> **STATED PROBLEM**:
Every record below should be written out exactly; pictures stay out.

> **RECORDS PROVIDED**:
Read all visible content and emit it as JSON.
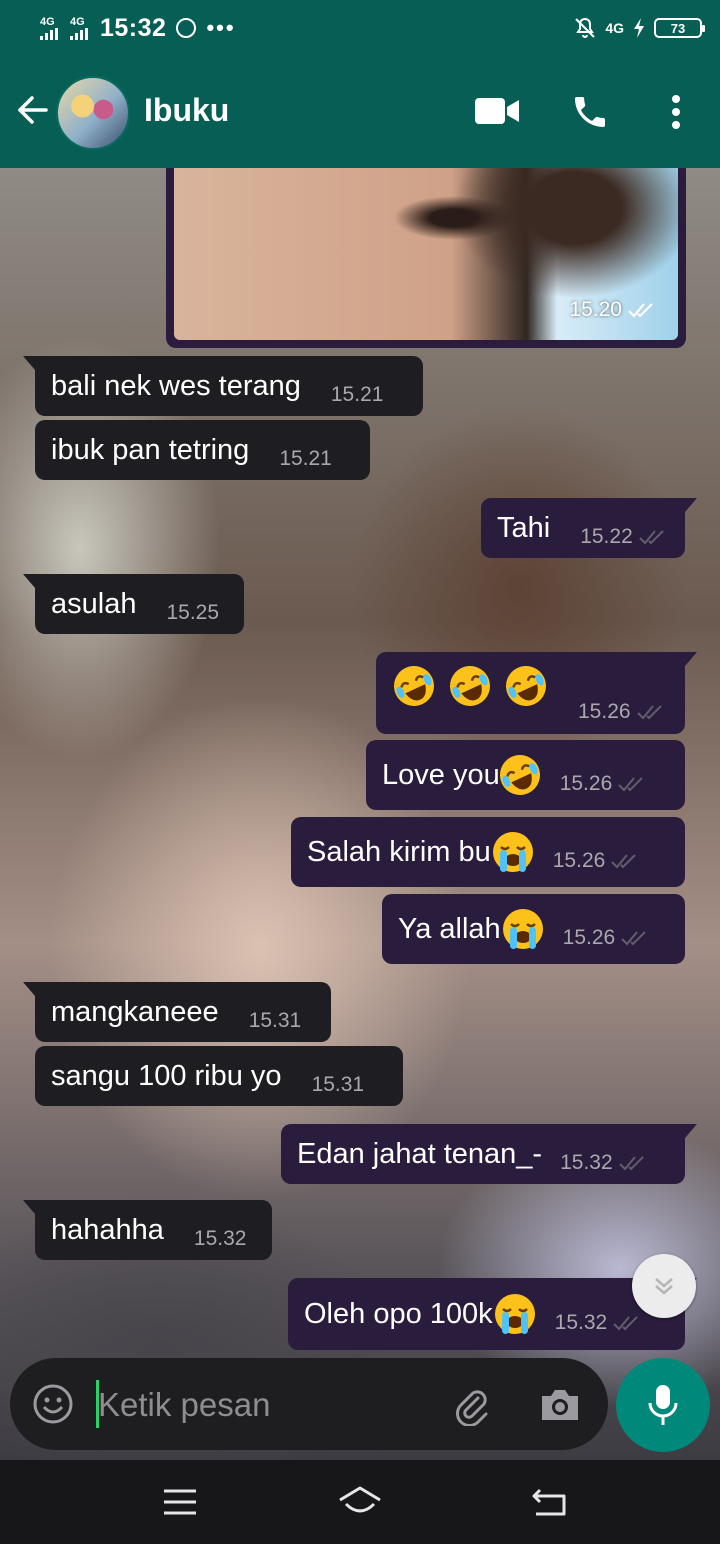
{
  "status_bar": {
    "network_1": "4G",
    "network_2": "4G",
    "time": "15:32",
    "right_network": "4G",
    "battery": "73",
    "more_indicator": "•••"
  },
  "header": {
    "contact_name": "Ibuku",
    "icons": [
      "back-arrow-icon",
      "video-call-icon",
      "phone-call-icon",
      "overflow-menu-icon"
    ]
  },
  "messages": [
    {
      "type": "image",
      "direction": "out",
      "time": "15.20",
      "status": "read"
    },
    {
      "type": "text",
      "direction": "in",
      "text": "bali nek wes terang",
      "time": "15.21"
    },
    {
      "type": "text",
      "direction": "in",
      "text": "ibuk pan tetring",
      "time": "15.21"
    },
    {
      "type": "text",
      "direction": "out",
      "text": "Tahi",
      "time": "15.22",
      "status": "delivered"
    },
    {
      "type": "text",
      "direction": "in",
      "text": "asulah",
      "time": "15.25"
    },
    {
      "type": "text",
      "direction": "out",
      "text": "",
      "emojis": [
        "rolling-laughing",
        "rolling-laughing",
        "rolling-laughing"
      ],
      "time": "15.26",
      "status": "delivered"
    },
    {
      "type": "text",
      "direction": "out",
      "text": "Love you",
      "emojis": [
        "rolling-laughing"
      ],
      "time": "15.26",
      "status": "delivered"
    },
    {
      "type": "text",
      "direction": "out",
      "text": "Salah kirim bu",
      "emojis": [
        "loudly-crying"
      ],
      "time": "15.26",
      "status": "delivered"
    },
    {
      "type": "text",
      "direction": "out",
      "text": "Ya allah",
      "emojis": [
        "loudly-crying"
      ],
      "time": "15.26",
      "status": "delivered"
    },
    {
      "type": "text",
      "direction": "in",
      "text": "mangkaneee",
      "time": "15.31"
    },
    {
      "type": "text",
      "direction": "in",
      "text": "sangu 100 ribu yo",
      "time": "15.31"
    },
    {
      "type": "text",
      "direction": "out",
      "text": "Edan jahat tenan_-",
      "time": "15.32",
      "status": "delivered"
    },
    {
      "type": "text",
      "direction": "in",
      "text": "hahahha",
      "time": "15.32"
    },
    {
      "type": "text",
      "direction": "out",
      "text": "Oleh opo 100k",
      "emojis": [
        "loudly-crying"
      ],
      "time": "15.32",
      "status": "delivered"
    }
  ],
  "composer": {
    "placeholder": "Ketik pesan",
    "value": "",
    "icons": [
      "emoji-icon",
      "attach-icon",
      "camera-icon",
      "mic-icon"
    ]
  },
  "colors": {
    "app_bar": "#075e54",
    "outgoing_bubble": "#2a1c3c",
    "incoming_bubble": "#1e1e22",
    "mic_button": "#00897b",
    "caret": "#25d366"
  }
}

> **THE REPLY**:
Read all visible content and emit it as JSON.
{
  "status_bar": {
    "network_1": "4G",
    "network_2": "4G",
    "time": "15:32",
    "right_network": "4G",
    "battery": "73",
    "more_indicator": "•••"
  },
  "header": {
    "contact_name": "Ibuku",
    "icons": [
      "back-arrow-icon",
      "video-call-icon",
      "phone-call-icon",
      "overflow-menu-icon"
    ]
  },
  "messages": [
    {
      "type": "image",
      "direction": "out",
      "time": "15.20",
      "status": "read"
    },
    {
      "type": "text",
      "direction": "in",
      "text": "bali nek wes terang",
      "time": "15.21"
    },
    {
      "type": "text",
      "direction": "in",
      "text": "ibuk pan tetring",
      "time": "15.21"
    },
    {
      "type": "text",
      "direction": "out",
      "text": "Tahi",
      "time": "15.22",
      "status": "delivered"
    },
    {
      "type": "text",
      "direction": "in",
      "text": "asulah",
      "time": "15.25"
    },
    {
      "type": "text",
      "direction": "out",
      "text": "",
      "emojis": [
        "rolling-laughing",
        "rolling-laughing",
        "rolling-laughing"
      ],
      "time": "15.26",
      "status": "delivered"
    },
    {
      "type": "text",
      "direction": "out",
      "text": "Love you",
      "emojis": [
        "rolling-laughing"
      ],
      "time": "15.26",
      "status": "delivered"
    },
    {
      "type": "text",
      "direction": "out",
      "text": "Salah kirim bu",
      "emojis": [
        "loudly-crying"
      ],
      "time": "15.26",
      "status": "delivered"
    },
    {
      "type": "text",
      "direction": "out",
      "text": "Ya allah",
      "emojis": [
        "loudly-crying"
      ],
      "time": "15.26",
      "status": "delivered"
    },
    {
      "type": "text",
      "direction": "in",
      "text": "mangkaneee",
      "time": "15.31"
    },
    {
      "type": "text",
      "direction": "in",
      "text": "sangu 100 ribu yo",
      "time": "15.31"
    },
    {
      "type": "text",
      "direction": "out",
      "text": "Edan jahat tenan_-",
      "time": "15.32",
      "status": "delivered"
    },
    {
      "type": "text",
      "direction": "in",
      "text": "hahahha",
      "time": "15.32"
    },
    {
      "type": "text",
      "direction": "out",
      "text": "Oleh opo 100k",
      "emojis": [
        "loudly-crying"
      ],
      "time": "15.32",
      "status": "delivered"
    }
  ],
  "composer": {
    "placeholder": "Ketik pesan",
    "value": "",
    "icons": [
      "emoji-icon",
      "attach-icon",
      "camera-icon",
      "mic-icon"
    ]
  },
  "colors": {
    "app_bar": "#075e54",
    "outgoing_bubble": "#2a1c3c",
    "incoming_bubble": "#1e1e22",
    "mic_button": "#00897b",
    "caret": "#25d366"
  }
}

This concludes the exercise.